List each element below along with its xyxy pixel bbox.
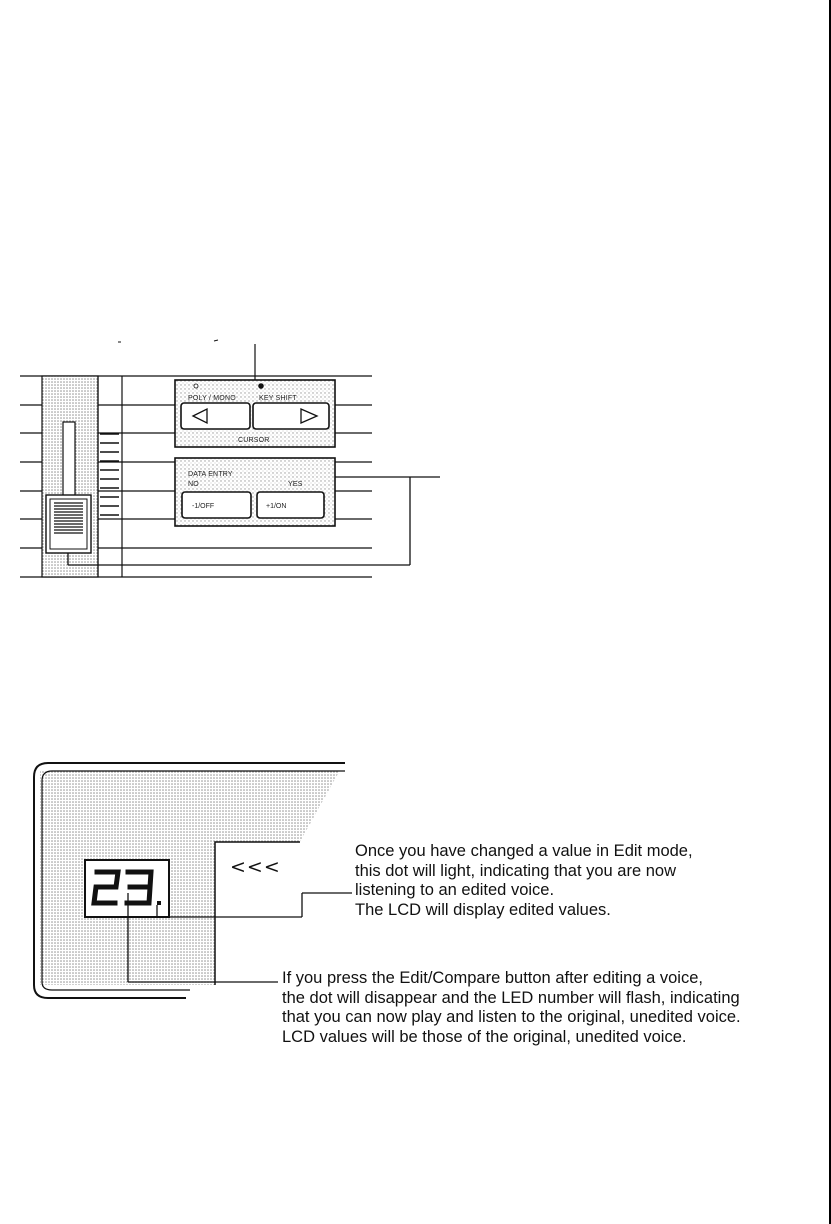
control-panel-diagram <box>20 340 440 577</box>
edit-mode-caption <box>355 842 693 920</box>
caption-line: listening to an edited voice. <box>355 881 555 899</box>
cursor-label: CURSOR <box>238 437 270 444</box>
yes-label: YES <box>288 481 303 488</box>
no-label: NO <box>188 481 199 488</box>
edit-indicator-dot <box>157 901 161 905</box>
data-entry-slider-knob[interactable] <box>46 495 91 553</box>
slider-scale-ticks <box>100 434 119 515</box>
lcd-arrow-mark: <<< <box>230 856 281 878</box>
display-diagram <box>34 763 356 998</box>
cursor-right-button[interactable] <box>253 403 329 429</box>
minus-one-off-label: -1/OFF <box>192 503 215 510</box>
poly-mono-label: POLY / MONO <box>188 395 236 402</box>
plus-one-on-label: +1/ON <box>266 503 287 510</box>
key-shift-label: KEY SHIFT <box>259 395 297 402</box>
caption-line: If you press the Edit/Compare button after editing a voice, <box>282 969 703 987</box>
caption-line: the dot will disappear and the LED number will flash, indicating <box>282 988 740 1007</box>
cursor-left-button[interactable] <box>181 403 250 429</box>
caption-line: The LCD will display edited values. <box>355 900 611 919</box>
caption-line: Once you have changed a value in Edit mode, <box>355 842 693 860</box>
data-entry-label: DATA ENTRY <box>188 471 233 478</box>
caption-line: this dot will light, indicating that you are now <box>355 861 677 880</box>
compare-mode-caption <box>282 969 741 1047</box>
caption-line: LCD values will be those of the original, unedited voice. <box>282 1027 687 1046</box>
caption-line: that you can now play and listen to the original, unedited voice. <box>282 1008 741 1026</box>
poly-mono-led <box>194 384 198 388</box>
key-shift-led <box>259 384 263 388</box>
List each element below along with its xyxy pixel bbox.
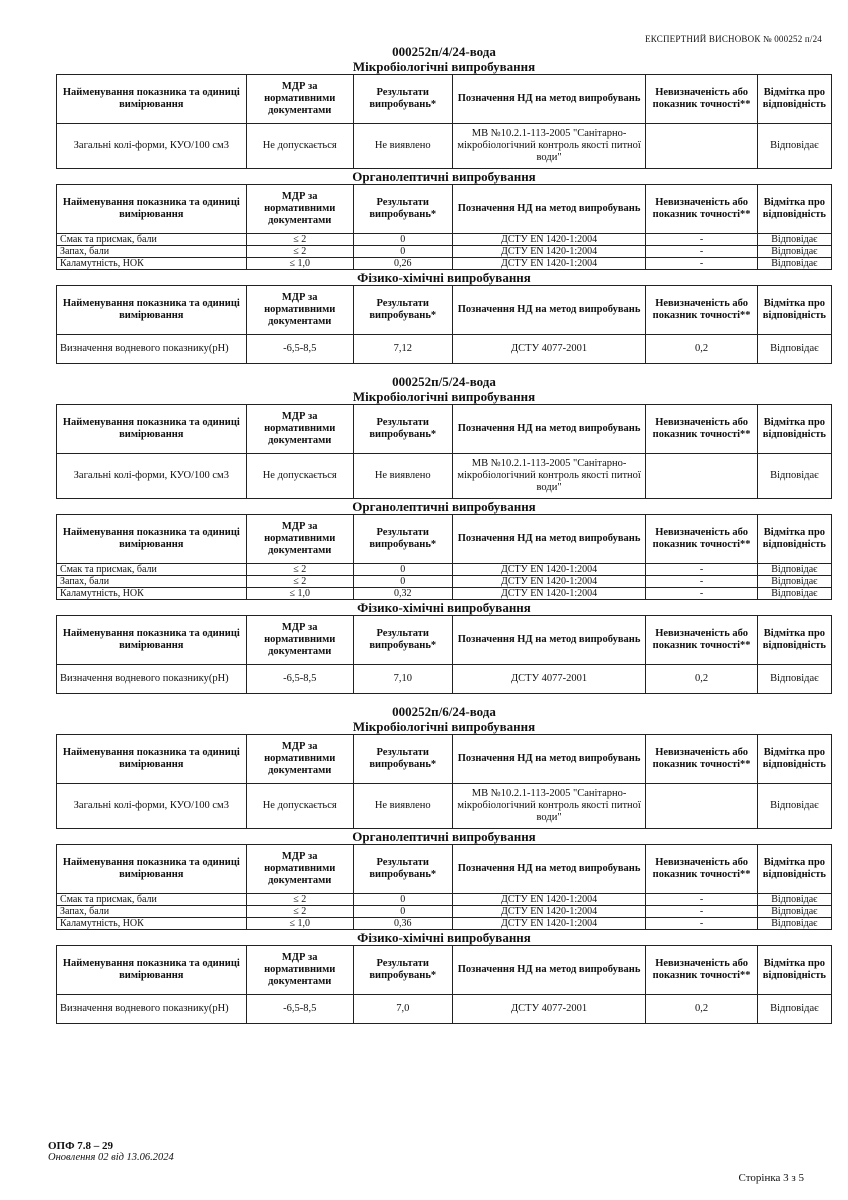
header-method: Позначення НД на метод випробувань	[452, 946, 646, 995]
header-compliance: Відмітка про відповідність	[757, 515, 831, 564]
header-compliance: Відмітка про відповідність	[757, 845, 831, 894]
sample-title: 000252п/6/24-вода	[392, 704, 496, 719]
table-row	[57, 995, 832, 1024]
cell-name: Смак та присмак, бали	[57, 564, 247, 576]
page-number: Сторінка 3 з 5	[738, 1172, 804, 1184]
table-row	[57, 665, 832, 694]
table-row	[57, 258, 832, 270]
table-row	[57, 234, 832, 246]
cell-method: МВ №10.2.1-113-2005 "Санітарно-мікробіологічний контроль якості питної води"	[452, 784, 646, 829]
table-row	[57, 906, 832, 918]
header-mdr: МДР за нормативними документами	[246, 75, 353, 124]
cell-compliance: Відповідає	[757, 588, 831, 600]
section-title-organo: Органолептичні випробування	[352, 829, 536, 844]
cell-result: 0,26	[353, 258, 452, 270]
micro-table	[56, 74, 832, 169]
cell-result: 7,12	[353, 335, 452, 364]
table-header-row	[57, 515, 832, 564]
cell-mdr: ≤ 2	[246, 564, 353, 576]
cell-compliance: Відповідає	[757, 246, 831, 258]
cell-uncertainty: -	[646, 588, 757, 600]
header-name: Найменування показника та одиниці вимірювання	[57, 616, 247, 665]
cell-method: ДСТУ EN 1420-1:2004	[452, 588, 646, 600]
cell-uncertainty: -	[646, 234, 757, 246]
section-title-physchem: Фізико-хімічні випробування	[357, 600, 531, 615]
cell-mdr: ≤ 2	[246, 234, 353, 246]
header-mdr: МДР за нормативними документами	[246, 286, 353, 335]
cell-mdr: ≤ 1,0	[246, 258, 353, 270]
header-result: Результати випробувань*	[353, 616, 452, 665]
table-row	[57, 335, 832, 364]
table-header-row	[57, 735, 832, 784]
cell-mdr: -6,5-8,5	[246, 995, 353, 1024]
header-uncertainty: Невизначеність або показник точності**	[646, 286, 757, 335]
cell-name: Смак та присмак, бали	[57, 234, 247, 246]
header-name: Найменування показника та одиниці вимірювання	[57, 735, 247, 784]
table-header-row	[57, 286, 832, 335]
header-compliance: Відмітка про відповідність	[757, 75, 831, 124]
table-row	[57, 918, 832, 930]
cell-uncertainty	[646, 784, 757, 829]
cell-compliance: Відповідає	[757, 918, 831, 930]
cell-uncertainty	[646, 124, 757, 169]
cell-name: Запах, бали	[57, 246, 247, 258]
document-header: ЕКСПЕРТНИЙ ВИСНОВОК № 000252 п/24	[645, 34, 822, 44]
cell-uncertainty: -	[646, 258, 757, 270]
table-header-row	[57, 616, 832, 665]
header-compliance: Відмітка про відповідність	[757, 735, 831, 784]
header-uncertainty: Невизначеність або показник точності**	[646, 735, 757, 784]
header-compliance: Відмітка про відповідність	[757, 405, 831, 454]
table-header-row	[57, 75, 832, 124]
header-result: Результати випробувань*	[353, 286, 452, 335]
header-uncertainty: Невизначеність або показник точності**	[646, 75, 757, 124]
cell-compliance: Відповідає	[757, 335, 831, 364]
cell-result: 0	[353, 906, 452, 918]
cell-uncertainty: -	[646, 246, 757, 258]
cell-method: ДСТУ EN 1420-1:2004	[452, 906, 646, 918]
header-mdr: МДР за нормативними документами	[246, 185, 353, 234]
cell-name: Визначення водневого показнику(pH)	[57, 665, 247, 694]
header-method: Позначення НД на метод випробувань	[452, 845, 646, 894]
physchem-table	[56, 285, 832, 364]
cell-uncertainty: -	[646, 906, 757, 918]
cell-mdr: ≤ 1,0	[246, 588, 353, 600]
physchem-table	[56, 615, 832, 694]
cell-name: Визначення водневого показнику(pH)	[57, 995, 247, 1024]
cell-method: ДСТУ EN 1420-1:2004	[452, 564, 646, 576]
header-method: Позначення НД на метод випробувань	[452, 75, 646, 124]
cell-compliance: Відповідає	[757, 124, 831, 169]
cell-mdr: Не допускається	[246, 124, 353, 169]
section-title-micro: Мікробіологічні випробування	[352, 389, 536, 404]
header-method: Позначення НД на метод випробувань	[452, 185, 646, 234]
cell-name: Визначення водневого показнику(pH)	[57, 335, 247, 364]
table-header-row	[57, 185, 832, 234]
cell-uncertainty: 0,2	[646, 665, 757, 694]
cell-mdr: ≤ 2	[246, 576, 353, 588]
section-title-organo: Органолептичні випробування	[352, 499, 536, 514]
cell-compliance: Відповідає	[757, 894, 831, 906]
cell-compliance: Відповідає	[757, 906, 831, 918]
header-method: Позначення НД на метод випробувань	[452, 286, 646, 335]
sample-block-2	[56, 374, 832, 694]
cell-result: Не виявлено	[353, 454, 452, 499]
cell-method: МВ №10.2.1-113-2005 "Санітарно-мікробіологічний контроль якості питної води"	[452, 454, 646, 499]
cell-name: Загальні колі-форми, КУО/100 см3	[57, 454, 247, 499]
organo-table	[56, 184, 832, 270]
header-method: Позначення НД на метод випробувань	[452, 735, 646, 784]
sample-title: 000252п/5/24-вода	[392, 374, 496, 389]
sample-title: 000252п/4/24-вода	[392, 44, 496, 59]
revision-note: Оновлення 02 від 13.06.2024	[48, 1152, 174, 1163]
header-mdr: МДР за нормативними документами	[246, 946, 353, 995]
header-name: Найменування показника та одиниці вимірювання	[57, 185, 247, 234]
cell-method: ДСТУ 4077-2001	[452, 995, 646, 1024]
header-name: Найменування показника та одиниці вимірювання	[57, 286, 247, 335]
table-header-row	[57, 845, 832, 894]
cell-uncertainty: 0,2	[646, 995, 757, 1024]
cell-method: ДСТУ EN 1420-1:2004	[452, 894, 646, 906]
cell-mdr: Не допускається	[246, 454, 353, 499]
physchem-table	[56, 945, 832, 1024]
table-header-row	[57, 946, 832, 995]
cell-result: 7,10	[353, 665, 452, 694]
cell-compliance: Відповідає	[757, 665, 831, 694]
header-mdr: МДР за нормативними документами	[246, 845, 353, 894]
cell-compliance: Відповідає	[757, 784, 831, 829]
header-result: Результати випробувань*	[353, 845, 452, 894]
cell-name: Загальні колі-форми, КУО/100 см3	[57, 784, 247, 829]
header-result: Результати випробувань*	[353, 946, 452, 995]
cell-compliance: Відповідає	[757, 258, 831, 270]
header-compliance: Відмітка про відповідність	[757, 185, 831, 234]
header-uncertainty: Невизначеність або показник точності**	[646, 515, 757, 564]
table-row	[57, 454, 832, 499]
cell-mdr: ≤ 1,0	[246, 918, 353, 930]
header-uncertainty: Невизначеність або показник точності**	[646, 405, 757, 454]
header-mdr: МДР за нормативними документами	[246, 515, 353, 564]
cell-result: 0,36	[353, 918, 452, 930]
cell-result: 0	[353, 894, 452, 906]
cell-compliance: Відповідає	[757, 454, 831, 499]
header-mdr: МДР за нормативними документами	[246, 735, 353, 784]
cell-result: 0,32	[353, 588, 452, 600]
cell-mdr: -6,5-8,5	[246, 665, 353, 694]
cell-method: ДСТУ 4077-2001	[452, 665, 646, 694]
header-method: Позначення НД на метод випробувань	[452, 616, 646, 665]
header-mdr: МДР за нормативними документами	[246, 616, 353, 665]
form-code: ОПФ 7.8 – 29	[48, 1140, 114, 1152]
table-row	[57, 894, 832, 906]
micro-table	[56, 404, 832, 499]
table-row	[57, 564, 832, 576]
table-row	[57, 784, 832, 829]
cell-mdr: -6,5-8,5	[246, 335, 353, 364]
cell-method: МВ №10.2.1-113-2005 "Санітарно-мікробіологічний контроль якості питної води"	[452, 124, 646, 169]
table-header-row	[57, 405, 832, 454]
cell-uncertainty: -	[646, 576, 757, 588]
sample-block-3	[56, 704, 832, 1024]
cell-name: Каламутність, НОК	[57, 918, 247, 930]
cell-name: Загальні колі-форми, КУО/100 см3	[57, 124, 247, 169]
cell-result: Не виявлено	[353, 784, 452, 829]
header-result: Результати випробувань*	[353, 75, 452, 124]
organo-table	[56, 514, 832, 600]
header-name: Найменування показника та одиниці вимірювання	[57, 515, 247, 564]
section-title-micro: Мікробіологічні випробування	[352, 59, 536, 74]
cell-compliance: Відповідає	[757, 995, 831, 1024]
table-row	[57, 246, 832, 258]
cell-name: Запах, бали	[57, 906, 247, 918]
cell-name: Каламутність, НОК	[57, 588, 247, 600]
cell-name: Смак та присмак, бали	[57, 894, 247, 906]
cell-result: Не виявлено	[353, 124, 452, 169]
sample-block-1	[56, 44, 832, 364]
section-title-micro: Мікробіологічні випробування	[352, 719, 536, 734]
header-name: Найменування показника та одиниці вимірювання	[57, 845, 247, 894]
header-uncertainty: Невизначеність або показник точності**	[646, 616, 757, 665]
table-row	[57, 124, 832, 169]
cell-compliance: Відповідає	[757, 234, 831, 246]
cell-uncertainty: -	[646, 564, 757, 576]
header-method: Позначення НД на метод випробувань	[452, 405, 646, 454]
cell-mdr: ≤ 2	[246, 894, 353, 906]
header-name: Найменування показника та одиниці вимірювання	[57, 405, 247, 454]
micro-table	[56, 734, 832, 829]
cell-mdr: ≤ 2	[246, 246, 353, 258]
cell-uncertainty: 0,2	[646, 335, 757, 364]
header-name: Найменування показника та одиниці вимірювання	[57, 946, 247, 995]
header-uncertainty: Невизначеність або показник точності**	[646, 185, 757, 234]
cell-method: ДСТУ EN 1420-1:2004	[452, 918, 646, 930]
cell-method: ДСТУ EN 1420-1:2004	[452, 576, 646, 588]
cell-uncertainty: -	[646, 894, 757, 906]
cell-method: ДСТУ 4077-2001	[452, 335, 646, 364]
table-row	[57, 588, 832, 600]
header-compliance: Відмітка про відповідність	[757, 286, 831, 335]
cell-result: 0	[353, 234, 452, 246]
header-result: Результати випробувань*	[353, 735, 452, 784]
header-method: Позначення НД на метод випробувань	[452, 515, 646, 564]
header-name: Найменування показника та одиниці вимірювання	[57, 75, 247, 124]
header-mdr: МДР за нормативними документами	[246, 405, 353, 454]
section-title-physchem: Фізико-хімічні випробування	[357, 270, 531, 285]
cell-name: Каламутність, НОК	[57, 258, 247, 270]
cell-mdr: Не допускається	[246, 784, 353, 829]
organo-table	[56, 844, 832, 930]
footer-form-info	[48, 1140, 174, 1163]
cell-compliance: Відповідає	[757, 576, 831, 588]
header-result: Результати випробувань*	[353, 405, 452, 454]
header-compliance: Відмітка про відповідність	[757, 616, 831, 665]
header-uncertainty: Невизначеність або показник точності**	[646, 845, 757, 894]
cell-compliance: Відповідає	[757, 564, 831, 576]
cell-name: Запах, бали	[57, 576, 247, 588]
table-row	[57, 576, 832, 588]
cell-result: 7,0	[353, 995, 452, 1024]
cell-method: ДСТУ EN 1420-1:2004	[452, 234, 646, 246]
cell-result: 0	[353, 246, 452, 258]
cell-method: ДСТУ EN 1420-1:2004	[452, 246, 646, 258]
cell-uncertainty	[646, 454, 757, 499]
cell-result: 0	[353, 564, 452, 576]
header-compliance: Відмітка про відповідність	[757, 946, 831, 995]
header-result: Результати випробувань*	[353, 515, 452, 564]
cell-result: 0	[353, 576, 452, 588]
cell-mdr: ≤ 2	[246, 906, 353, 918]
cell-method: ДСТУ EN 1420-1:2004	[452, 258, 646, 270]
cell-uncertainty: -	[646, 918, 757, 930]
section-title-organo: Органолептичні випробування	[352, 169, 536, 184]
section-title-physchem: Фізико-хімічні випробування	[357, 930, 531, 945]
header-result: Результати випробувань*	[353, 185, 452, 234]
header-uncertainty: Невизначеність або показник точності**	[646, 946, 757, 995]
★ ★ ★ ★ ★ ★ ★
Problem requirements: Can you repeat, word for word, everything in the records above from the line containing "control-panel-diagram <box>20 340" down to the line containing "cursor-left-button[interactable] <box>181 403", including both of those lines?

Final result:
control-panel-diagram <box>20 340 440 577</box>
edit-mode-caption <box>355 842 693 920</box>
caption-line: listening to an edited voice. <box>355 881 555 899</box>
cursor-label: CURSOR <box>238 437 270 444</box>
yes-label: YES <box>288 481 303 488</box>
no-label: NO <box>188 481 199 488</box>
edit-indicator-dot <box>157 901 161 905</box>
data-entry-slider-knob[interactable] <box>46 495 91 553</box>
slider-scale-ticks <box>100 434 119 515</box>
lcd-arrow-mark: <<< <box>230 856 281 878</box>
display-diagram <box>34 763 356 998</box>
cursor-right-button[interactable] <box>253 403 329 429</box>
minus-one-off-label: -1/OFF <box>192 503 215 510</box>
poly-mono-label: POLY / MONO <box>188 395 236 402</box>
plus-one-on-label: +1/ON <box>266 503 287 510</box>
key-shift-label: KEY SHIFT <box>259 395 297 402</box>
caption-line: If you press the Edit/Compare button after editing a voice, <box>282 969 703 987</box>
caption-line: the dot will disappear and the LED number will flash, indicating <box>282 988 740 1007</box>
cursor-left-button[interactable] <box>181 403 250 429</box>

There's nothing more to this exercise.